### Lista de tareas
#1 Responde estas preguntas sobre el texto acerca de la cruz de Son Servera:
(a) ¿Qué canción cantaba de fondo un grupo de personas?
(b) ¿Adónde traslada el brazo mecánico los trozos de la cruz?
(c) ¿Cómo se llama la alcaldesa del municipio?
#2 Reescribe el pasaje del texto sobre la cruz de Son Servera que va de "Son Servera, Mallorca, 21" a "el vertedero municipal.", ambos incluidos, y cambia "retroexcavadora" por "excavadora".
#3 Prosigue el texto sobre el derribo de la cruz de Son Servera a partir de su última frase.

### Documento de origen
————————

Son Servera, Mallorca, 21 de octubre. Una plaza prácticamente vacía. Varios operarios municipales. Una retroexcavadora y un camión. Una cruz de piedra lisa sobre un soporte del mismo material. Ni una sola inscripción. Nada que la identifique salvo por lo que es: un símbolo –el símbolo– cristiano. De fondo se oye a un grupo de personas cantando L’estaca de Lluís Llach. Avanza el brazo de la retroexcavadora entre los pinos, golpea la cruz y la cruz cae. «¡Patapúm! ¡A tomar por el culo!», se escucha entonces. Aplausos. Pocos.
El brazo mecánico sigue su trabajo. Destruye a conciencia la cruz y su soporte, y luego traslada sus trozos a un camión cuyo destino será sin duda, el vertedero municipal.
‘Se ha derribado el último vestigio franquista de Son Servera’, titula la prensa. No, se ha derribado una cruz, se ha destruido una cruz.

El vicepresidente del Govern, el podemita Pedro Yllanes, antes juez y ahora parte (y quizás antes, ambas cosas) da la enhorabuena a la alcaldesa socialista del municipio (Natalia Troya) por ese acto «heroico» llevado a cabo de espaldas a la voluntad del pueblo y sin esperar al preceptivo informe del Consell de Mallorca.
Se ha cumplido la Ley de la Memoria Histórica, dicen. Poco importa que estuviera ya absolutamente desprovista de cualquier símbolo franquista. Y sí, ciertamente en el pasado sirvió para recordar a los muertos de un bando, pero si éstos eran católicos, si por motivo de su fe a tantos se les asesinó ¿Cómo pretendían que estuviese coronado un monumento dedicado a ellos? ¿Con una hoz y un martillo?

————————

[Fragmento de un conjunto de datos]
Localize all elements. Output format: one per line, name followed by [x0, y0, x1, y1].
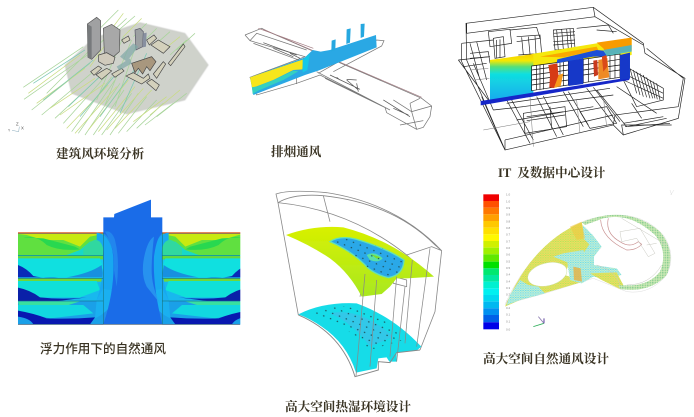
axis triad — [533, 317, 544, 327]
colour legend: 0.9 — [506, 213, 510, 217]
colour legend: 0.2 — [506, 306, 510, 310]
lower floor contour — [298, 303, 421, 373]
title: buoyancy natural ventilation: 浮力作用下的自然通风 — [40, 341, 166, 356]
contour slab — [490, 38, 632, 102]
colour legend: 0.0 — [506, 327, 510, 331]
colour legend: 0.4 — [506, 279, 510, 283]
colour legend: 0.5 — [506, 266, 510, 270]
colour legend — [483, 193, 510, 331]
title: smoke exhaust: 排烟通风 — [271, 144, 322, 159]
lower floor vents and edge — [298, 248, 430, 377]
axis indicator: Y — [8, 128, 11, 132]
wind streamlines — [23, 10, 195, 135]
colour legend: 1.0 — [506, 193, 510, 197]
smoke contour slice — [250, 24, 377, 95]
panel: smoke exhaust ventilation — [245, 24, 432, 159]
colour legend: 0.1 — [506, 319, 510, 323]
title: building wind environment: 建筑风环境分析 — [56, 146, 145, 161]
colour legend: 0.7 — [506, 233, 510, 237]
title: IT and data centre: IT 及数据中心设计 — [498, 165, 606, 180]
axis indicator: Z — [16, 122, 19, 127]
colour legend: 0.3 — [506, 293, 510, 297]
axis indicator: X — [21, 126, 24, 131]
panel: building wind environment analysis — [8, 10, 208, 161]
colour legend: 0.7 — [506, 239, 510, 243]
title: heat and humidity environment: 高大空间热湿环境设计 — [285, 399, 411, 414]
colour legend: 0.5 — [506, 259, 510, 263]
blue contour band — [481, 45, 632, 105]
buildings — [87, 17, 185, 91]
colour legend: 0.1 — [506, 313, 510, 317]
velocity field plan — [505, 190, 674, 327]
colour legend: 0.6 — [506, 246, 510, 250]
building section contour — [18, 200, 260, 330]
colour legend: 0.4 — [506, 273, 510, 277]
building wireframe — [458, 7, 685, 150]
colour legend: 0.8 — [506, 226, 510, 230]
wireframe shell — [276, 191, 442, 350]
colour legend: 0.2 — [506, 299, 510, 303]
panel: IT and data centre design — [458, 7, 685, 180]
upper floor vents — [330, 238, 404, 278]
panel: large-space natural ventilation design — [483, 190, 674, 331]
colour legend: 1.0 — [506, 199, 510, 203]
colour legend: 0.3 — [506, 286, 510, 290]
tunnel wireframe — [245, 28, 432, 129]
colour legend: 0.9 — [506, 206, 510, 210]
colour legend: 0.8 — [506, 219, 510, 223]
colour legend: 0.6 — [506, 253, 510, 257]
axis indicator — [8, 122, 24, 132]
panel: large-space heat and humidity environment — [276, 191, 442, 414]
site ground polygon — [65, 23, 208, 114]
upper floor contour — [286, 227, 434, 297]
title: natural ventilation design: 高大空间自然通风设计 — [483, 351, 609, 366]
panel: natural ventilation under buoyancy — [18, 200, 260, 356]
ventilation openings — [532, 54, 620, 91]
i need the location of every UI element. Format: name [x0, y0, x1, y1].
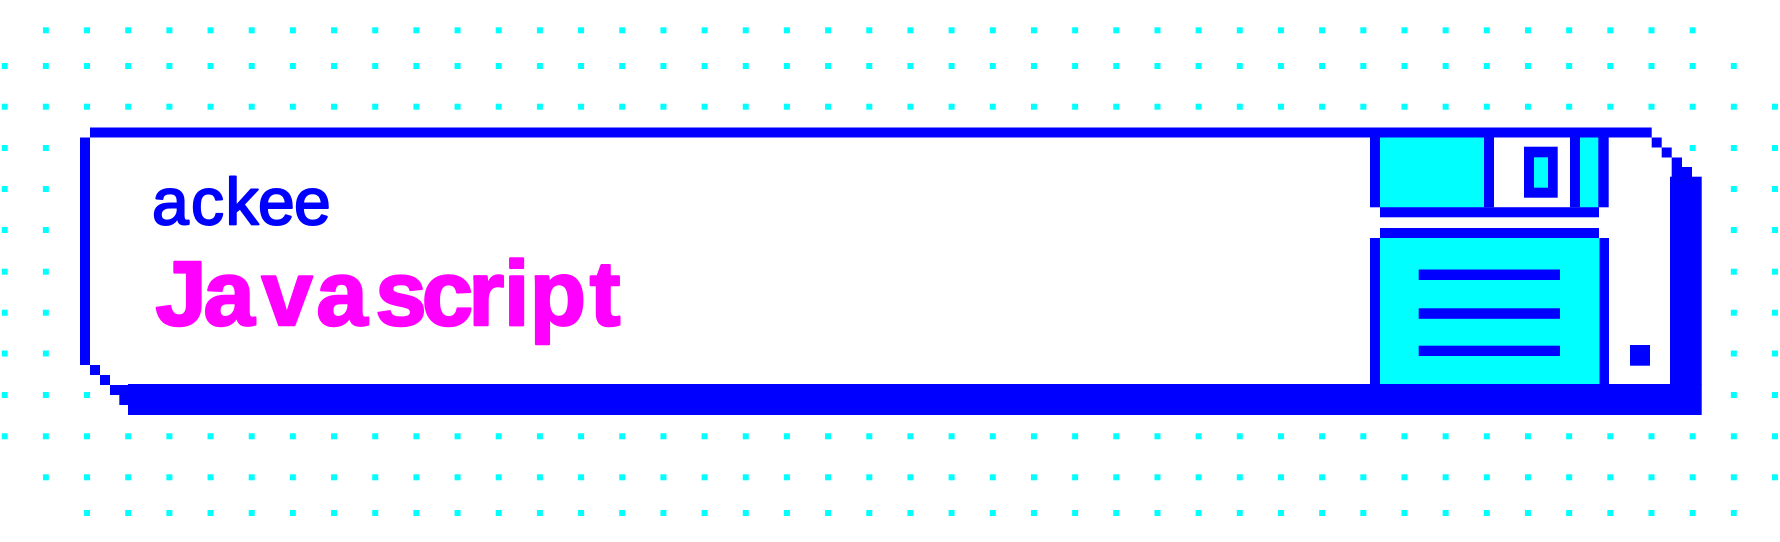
card pixel border [80, 128, 1702, 415]
floppy shutter [1370, 138, 1609, 217]
card background [80, 128, 1702, 415]
title: Javascript [156, 243, 620, 345]
panel: pixel window card [80, 128, 1702, 415]
floppy label [1370, 228, 1609, 384]
floppy corner notch [1630, 345, 1650, 366]
icon: floppy disk [1370, 138, 1650, 384]
brand name: ackee [152, 164, 331, 238]
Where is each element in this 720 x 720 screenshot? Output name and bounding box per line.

————————

### Respuestas por tarea
#1
(a) L’estaca, de Lluís Llach.
(b) A un camión cuyo destino será, sin duda, el vertedero municipal.
(c) Natalia Troya.

#2
Son Servera, Mallorca, 21 de octubre. Una plaza prácticamente vacía. Varios operarios municipales. Una excavadora y un camión. Una cruz de piedra lisa sobre un soporte del mismo material. Ni una sola inscripción. Nada que la identifique salvo por lo que es: un símbolo –el símbolo– cristiano. De fondo se oye a un grupo de personas cantando L’estaca de Lluís Llach. Avanza el brazo de la excavadora entre los pinos, golpea la cruz y la cruz cae. «¡Patapúm! ¡A tomar por el culo!», se escucha entonces. Aplausos. Pocos.
El brazo mecánico sigue su trabajo. Destruye a conciencia la cruz y su soporte, y luego traslada sus trozos a un camión cuyo destino será sin duda, el vertedero municipal.

#3
La realidad es que a 21 de octubre de 2021, hubiese simbolizado lo que fuese en el pasado, en esos momento sólo significaba lo que estaba a la vista. Algo que representa las convicciones más o menos profundas del 85 % de la población española. Un sentimiento que está protegido por el artículo 16 de la Constitución en el que se hace referencia a «la libertad de religión y culto» como un derecho fundamental y regulado, más concretamente, por la Ley Orgánica de Libertad Religiosa.
Jaume Santandreu, en una carta al párroco de Son Servera (en la que no le ahorraba ninguna descalificación), comparaba la cruz con una esvástica. Solamente el resentimiento puede explicar que alguien que fue sacerdote (y que lo será para siempre) haga, siquiera como ejercicio literario, tal comparación.

La realidad es que la ley en la que se amparan, ha servido de excusa para dar satisfacción a esa oleada de sentimiento anticristiano tan presente en nuestras élites políticas y tan ajeno a la sociedad a la que dicen representar, y del que –si de memoria histórica hablamos– tan infausto recuerdo se conserva.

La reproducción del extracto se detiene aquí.